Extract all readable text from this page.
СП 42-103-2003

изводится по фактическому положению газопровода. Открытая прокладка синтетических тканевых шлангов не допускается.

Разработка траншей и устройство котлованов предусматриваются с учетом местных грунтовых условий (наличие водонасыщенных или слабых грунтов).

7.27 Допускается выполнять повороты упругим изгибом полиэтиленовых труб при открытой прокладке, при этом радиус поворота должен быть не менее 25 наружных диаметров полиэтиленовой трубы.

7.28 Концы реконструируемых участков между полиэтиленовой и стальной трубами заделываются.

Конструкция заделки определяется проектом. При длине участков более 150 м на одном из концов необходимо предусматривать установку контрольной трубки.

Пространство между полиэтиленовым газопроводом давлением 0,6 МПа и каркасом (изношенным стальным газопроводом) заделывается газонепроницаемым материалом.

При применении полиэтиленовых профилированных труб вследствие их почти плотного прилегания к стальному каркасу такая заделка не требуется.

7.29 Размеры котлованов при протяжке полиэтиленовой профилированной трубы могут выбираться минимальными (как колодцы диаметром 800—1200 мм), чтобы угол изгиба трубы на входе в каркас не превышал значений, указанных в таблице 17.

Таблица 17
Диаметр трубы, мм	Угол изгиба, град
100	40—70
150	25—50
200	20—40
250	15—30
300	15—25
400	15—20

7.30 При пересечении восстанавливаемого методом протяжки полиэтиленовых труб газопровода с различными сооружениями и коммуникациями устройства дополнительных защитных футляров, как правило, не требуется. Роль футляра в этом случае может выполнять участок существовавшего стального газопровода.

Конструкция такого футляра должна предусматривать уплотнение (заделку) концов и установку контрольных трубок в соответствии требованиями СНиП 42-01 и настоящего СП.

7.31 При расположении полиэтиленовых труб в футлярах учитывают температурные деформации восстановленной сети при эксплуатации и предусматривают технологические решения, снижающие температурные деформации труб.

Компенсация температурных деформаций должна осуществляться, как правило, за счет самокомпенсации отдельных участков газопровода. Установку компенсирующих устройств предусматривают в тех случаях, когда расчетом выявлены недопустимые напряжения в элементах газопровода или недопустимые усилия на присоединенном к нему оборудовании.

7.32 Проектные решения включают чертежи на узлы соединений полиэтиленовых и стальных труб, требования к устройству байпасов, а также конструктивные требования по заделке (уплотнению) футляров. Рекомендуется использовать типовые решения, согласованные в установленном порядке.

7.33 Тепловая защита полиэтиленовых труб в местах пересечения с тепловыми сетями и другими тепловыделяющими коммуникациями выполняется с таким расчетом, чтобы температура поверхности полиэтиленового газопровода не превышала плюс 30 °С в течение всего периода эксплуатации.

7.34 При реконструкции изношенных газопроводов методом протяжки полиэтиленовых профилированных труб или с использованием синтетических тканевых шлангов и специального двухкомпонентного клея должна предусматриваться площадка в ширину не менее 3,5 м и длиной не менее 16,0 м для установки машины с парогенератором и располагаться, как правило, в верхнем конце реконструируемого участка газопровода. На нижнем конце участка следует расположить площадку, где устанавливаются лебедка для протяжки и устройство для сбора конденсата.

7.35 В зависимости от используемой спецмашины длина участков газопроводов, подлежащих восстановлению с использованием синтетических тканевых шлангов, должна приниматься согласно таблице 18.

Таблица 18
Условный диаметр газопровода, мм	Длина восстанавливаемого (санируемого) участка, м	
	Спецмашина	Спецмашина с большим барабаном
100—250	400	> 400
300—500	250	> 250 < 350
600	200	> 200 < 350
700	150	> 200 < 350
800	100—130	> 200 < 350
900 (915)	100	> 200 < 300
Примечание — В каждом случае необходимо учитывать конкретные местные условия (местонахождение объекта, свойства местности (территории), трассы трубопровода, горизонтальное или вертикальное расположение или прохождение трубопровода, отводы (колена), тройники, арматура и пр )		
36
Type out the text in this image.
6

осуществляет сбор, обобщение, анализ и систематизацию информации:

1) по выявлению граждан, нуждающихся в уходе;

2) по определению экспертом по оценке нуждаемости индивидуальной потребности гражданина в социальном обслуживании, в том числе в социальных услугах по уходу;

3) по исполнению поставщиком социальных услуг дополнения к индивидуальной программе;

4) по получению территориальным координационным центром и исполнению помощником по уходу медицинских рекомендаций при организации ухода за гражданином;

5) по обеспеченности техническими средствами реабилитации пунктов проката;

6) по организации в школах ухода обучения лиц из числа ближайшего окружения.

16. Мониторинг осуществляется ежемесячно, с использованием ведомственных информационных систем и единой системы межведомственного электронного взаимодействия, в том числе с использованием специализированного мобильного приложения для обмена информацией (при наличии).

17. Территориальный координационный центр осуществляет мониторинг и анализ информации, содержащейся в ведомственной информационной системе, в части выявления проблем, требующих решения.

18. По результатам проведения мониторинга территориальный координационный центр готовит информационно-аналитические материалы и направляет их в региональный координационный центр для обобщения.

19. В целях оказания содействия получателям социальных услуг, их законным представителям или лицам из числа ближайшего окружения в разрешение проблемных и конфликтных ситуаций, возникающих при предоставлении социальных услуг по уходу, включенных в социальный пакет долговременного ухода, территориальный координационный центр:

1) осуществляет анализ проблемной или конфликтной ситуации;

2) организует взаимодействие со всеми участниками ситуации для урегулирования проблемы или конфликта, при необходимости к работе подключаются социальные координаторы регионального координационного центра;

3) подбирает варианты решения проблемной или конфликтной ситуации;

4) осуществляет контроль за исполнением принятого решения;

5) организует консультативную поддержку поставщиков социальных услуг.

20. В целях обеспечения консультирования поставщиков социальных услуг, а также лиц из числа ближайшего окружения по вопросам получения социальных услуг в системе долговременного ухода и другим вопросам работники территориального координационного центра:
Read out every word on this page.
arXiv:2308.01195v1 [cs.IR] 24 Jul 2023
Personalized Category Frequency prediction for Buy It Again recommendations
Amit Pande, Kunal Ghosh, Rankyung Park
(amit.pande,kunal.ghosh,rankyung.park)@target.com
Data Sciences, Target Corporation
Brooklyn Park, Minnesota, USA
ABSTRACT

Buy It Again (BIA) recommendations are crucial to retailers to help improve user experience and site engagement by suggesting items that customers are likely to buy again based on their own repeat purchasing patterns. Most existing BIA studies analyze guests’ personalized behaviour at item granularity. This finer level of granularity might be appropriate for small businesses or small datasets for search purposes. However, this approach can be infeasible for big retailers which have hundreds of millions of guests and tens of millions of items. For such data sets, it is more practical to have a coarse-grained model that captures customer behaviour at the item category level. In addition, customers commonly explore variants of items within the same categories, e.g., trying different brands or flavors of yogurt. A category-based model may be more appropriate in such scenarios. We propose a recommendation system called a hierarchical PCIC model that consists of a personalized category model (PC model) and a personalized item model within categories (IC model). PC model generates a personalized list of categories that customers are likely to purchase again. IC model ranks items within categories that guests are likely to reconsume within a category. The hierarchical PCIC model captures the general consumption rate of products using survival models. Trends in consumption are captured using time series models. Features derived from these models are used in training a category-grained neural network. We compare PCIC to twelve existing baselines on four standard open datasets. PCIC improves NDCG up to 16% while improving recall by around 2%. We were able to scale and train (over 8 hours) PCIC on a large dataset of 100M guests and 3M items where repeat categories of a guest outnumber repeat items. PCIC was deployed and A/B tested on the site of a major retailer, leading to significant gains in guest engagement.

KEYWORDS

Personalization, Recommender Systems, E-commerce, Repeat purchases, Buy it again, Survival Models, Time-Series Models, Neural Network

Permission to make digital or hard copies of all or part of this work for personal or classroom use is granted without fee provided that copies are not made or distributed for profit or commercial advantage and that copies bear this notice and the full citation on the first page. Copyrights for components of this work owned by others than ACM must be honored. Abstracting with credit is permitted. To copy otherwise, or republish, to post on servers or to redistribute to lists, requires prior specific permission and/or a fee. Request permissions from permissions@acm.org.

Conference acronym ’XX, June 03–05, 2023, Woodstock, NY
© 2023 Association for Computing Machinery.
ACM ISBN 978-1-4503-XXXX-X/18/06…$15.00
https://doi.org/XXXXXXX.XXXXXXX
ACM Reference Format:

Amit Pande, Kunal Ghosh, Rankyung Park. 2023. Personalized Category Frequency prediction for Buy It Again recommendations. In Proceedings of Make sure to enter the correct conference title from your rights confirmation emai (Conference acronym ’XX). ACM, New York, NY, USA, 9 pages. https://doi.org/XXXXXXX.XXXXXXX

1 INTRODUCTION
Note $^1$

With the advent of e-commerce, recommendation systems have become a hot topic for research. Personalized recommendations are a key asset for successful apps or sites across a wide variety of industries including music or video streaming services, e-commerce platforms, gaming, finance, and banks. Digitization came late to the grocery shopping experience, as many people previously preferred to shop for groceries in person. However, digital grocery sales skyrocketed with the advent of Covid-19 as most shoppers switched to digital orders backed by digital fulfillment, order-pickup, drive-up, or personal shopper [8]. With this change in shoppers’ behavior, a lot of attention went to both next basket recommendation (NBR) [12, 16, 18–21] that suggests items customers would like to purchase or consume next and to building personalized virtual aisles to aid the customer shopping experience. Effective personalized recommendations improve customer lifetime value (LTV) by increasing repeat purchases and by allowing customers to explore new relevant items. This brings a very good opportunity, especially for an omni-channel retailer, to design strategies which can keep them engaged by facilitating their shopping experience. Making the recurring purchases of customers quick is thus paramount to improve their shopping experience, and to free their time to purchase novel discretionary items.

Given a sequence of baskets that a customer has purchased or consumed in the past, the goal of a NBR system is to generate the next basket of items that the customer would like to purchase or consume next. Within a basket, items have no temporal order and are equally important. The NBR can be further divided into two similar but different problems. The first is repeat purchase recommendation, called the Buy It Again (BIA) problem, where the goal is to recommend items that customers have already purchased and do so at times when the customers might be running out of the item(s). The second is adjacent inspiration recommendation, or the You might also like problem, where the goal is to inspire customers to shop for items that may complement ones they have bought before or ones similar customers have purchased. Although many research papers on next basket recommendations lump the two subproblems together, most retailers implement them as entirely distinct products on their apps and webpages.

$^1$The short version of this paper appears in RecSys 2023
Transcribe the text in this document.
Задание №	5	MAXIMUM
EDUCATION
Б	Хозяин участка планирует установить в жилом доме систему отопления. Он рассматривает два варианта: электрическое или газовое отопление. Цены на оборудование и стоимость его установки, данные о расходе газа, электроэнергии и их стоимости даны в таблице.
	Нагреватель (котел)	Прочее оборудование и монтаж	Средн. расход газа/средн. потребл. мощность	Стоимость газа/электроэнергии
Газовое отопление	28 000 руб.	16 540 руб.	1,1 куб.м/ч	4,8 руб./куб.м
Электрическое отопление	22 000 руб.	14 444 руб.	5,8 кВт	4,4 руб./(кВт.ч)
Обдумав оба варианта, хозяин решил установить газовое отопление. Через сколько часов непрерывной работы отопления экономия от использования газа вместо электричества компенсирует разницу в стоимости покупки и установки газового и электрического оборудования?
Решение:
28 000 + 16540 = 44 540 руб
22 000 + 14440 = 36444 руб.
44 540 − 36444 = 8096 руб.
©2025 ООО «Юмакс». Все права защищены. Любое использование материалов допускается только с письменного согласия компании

-------

From the records given above, copy all lines containing "XXXXXXX".

THE OUTPUT:
https://doi.org/XXXXXXX.XXXXXXX
Amit Pande, Kunal Ghosh, Rankyung Park. 2023. Personalized Category Frequency prediction for Buy It Again recommendations. In Proceedings of Make sure to enter the correct conference title from your rights confirmation emai (Conference acronym ’XX). ACM, New York, NY, USA, 9 pages. https://doi.org/XXXXXXX.XXXXXXX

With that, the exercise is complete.